• [Recorded data]
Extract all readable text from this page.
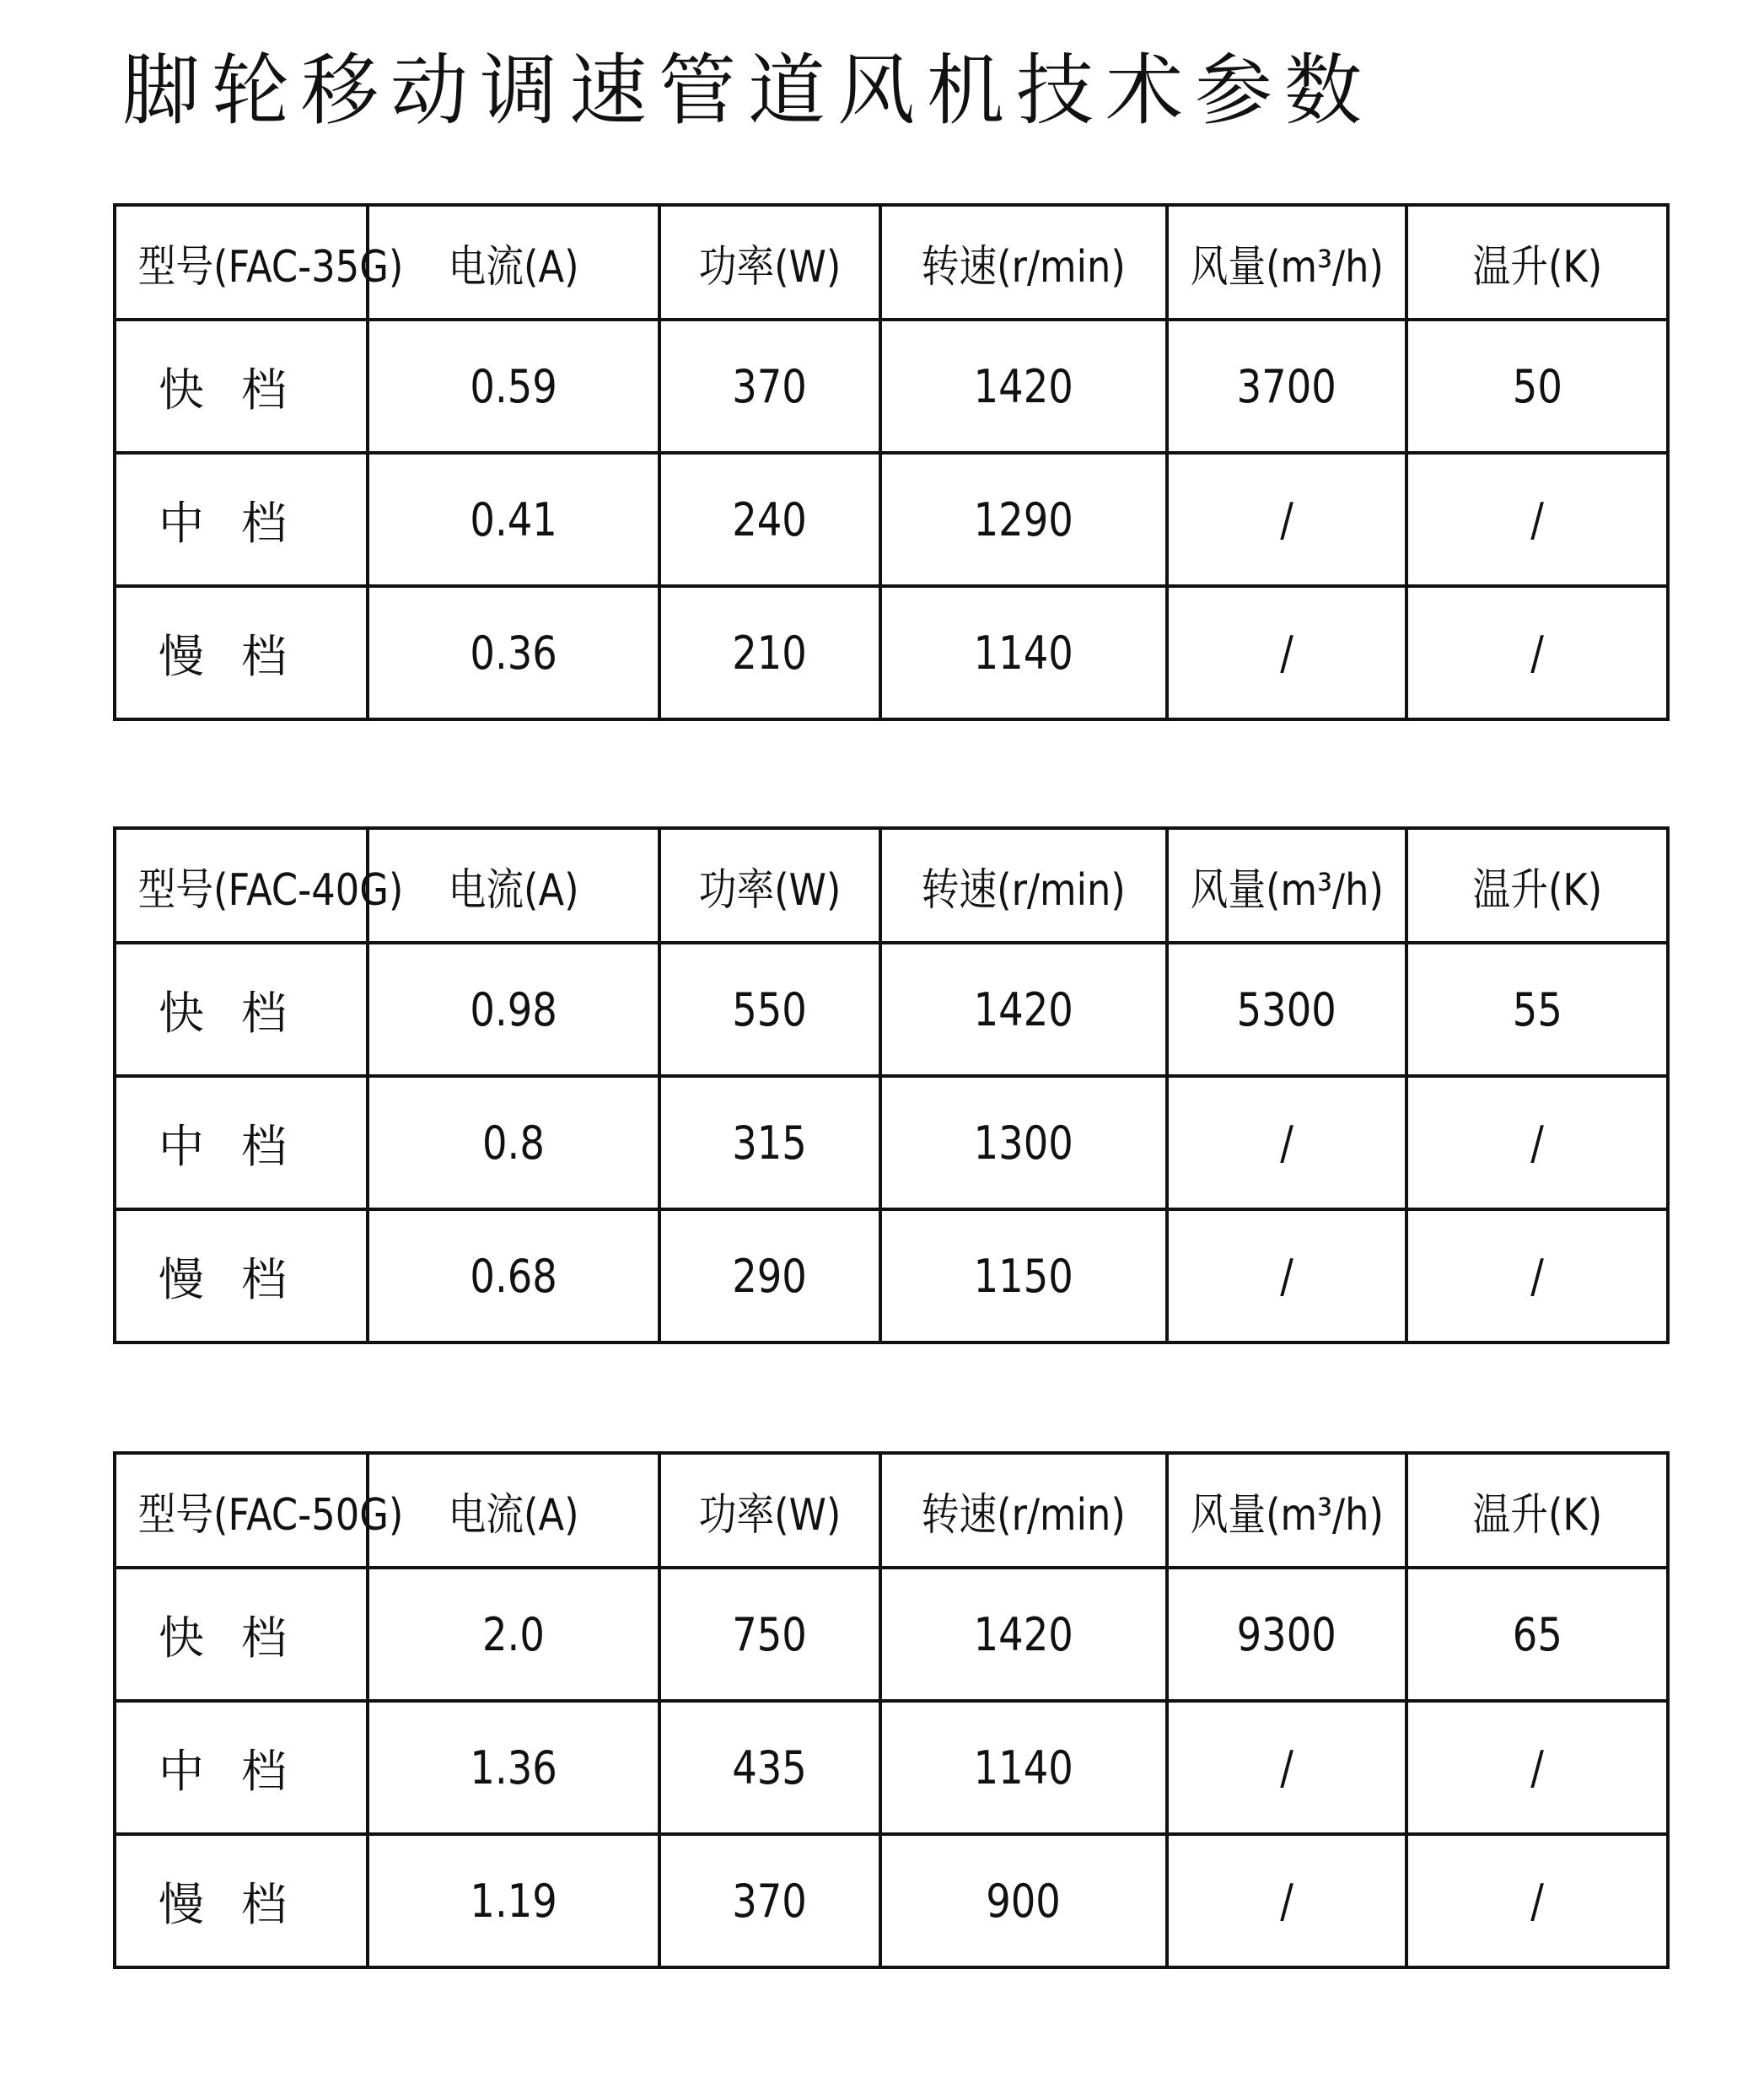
脚轮移动调速管道风机技术参数
型号(FAC-35G)	电流(A)	功率(W)	转速(r/min)	风量(m³/h)	温升(K)
快档	0.59	370	1420	3700	50
中档	0.41	240	1290	/	/
慢档	0.36	210	1140	/	/
型号(FAC-40G)	电流(A)	功率(W)	转速(r/min)	风量(m³/h)	温升(K)
快档	0.98	550	1420	5300	55
中档	0.8	315	1300	/	/
慢档	0.68	290	1150	/	/
型号(FAC-50G)	电流(A)	功率(W)	转速(r/min)	风量(m³/h)	温升(K)
快档	2.0	750	1420	9300	65
中档	1.36	435	1140	/	/
慢档	1.19	370	900	/	/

• [What is being asked] Generate a word-for-word copy of the preceding records, excluding all pictures.

• [Final result]
Extract all readable text from this page.
脚轮移动调速管道风机技术参数
型号(FAC-35G)	电流(A)	功率(W)	转速(r/min)	风量(m³/h)	温升(K)
快档	0.59	370	1420	3700	50
中档	0.41	240	1290	/	/
慢档	0.36	210	1140	/	/
型号(FAC-40G)	电流(A)	功率(W)	转速(r/min)	风量(m³/h)	温升(K)
快档	0.98	550	1420	5300	55
中档	0.8	315	1300	/	/
慢档	0.68	290	1150	/	/
型号(FAC-50G)	电流(A)	功率(W)	转速(r/min)	风量(m³/h)	温升(K)
快档	2.0	750	1420	9300	65
中档	1.36	435	1140	/	/
慢档	1.19	370	900	/	/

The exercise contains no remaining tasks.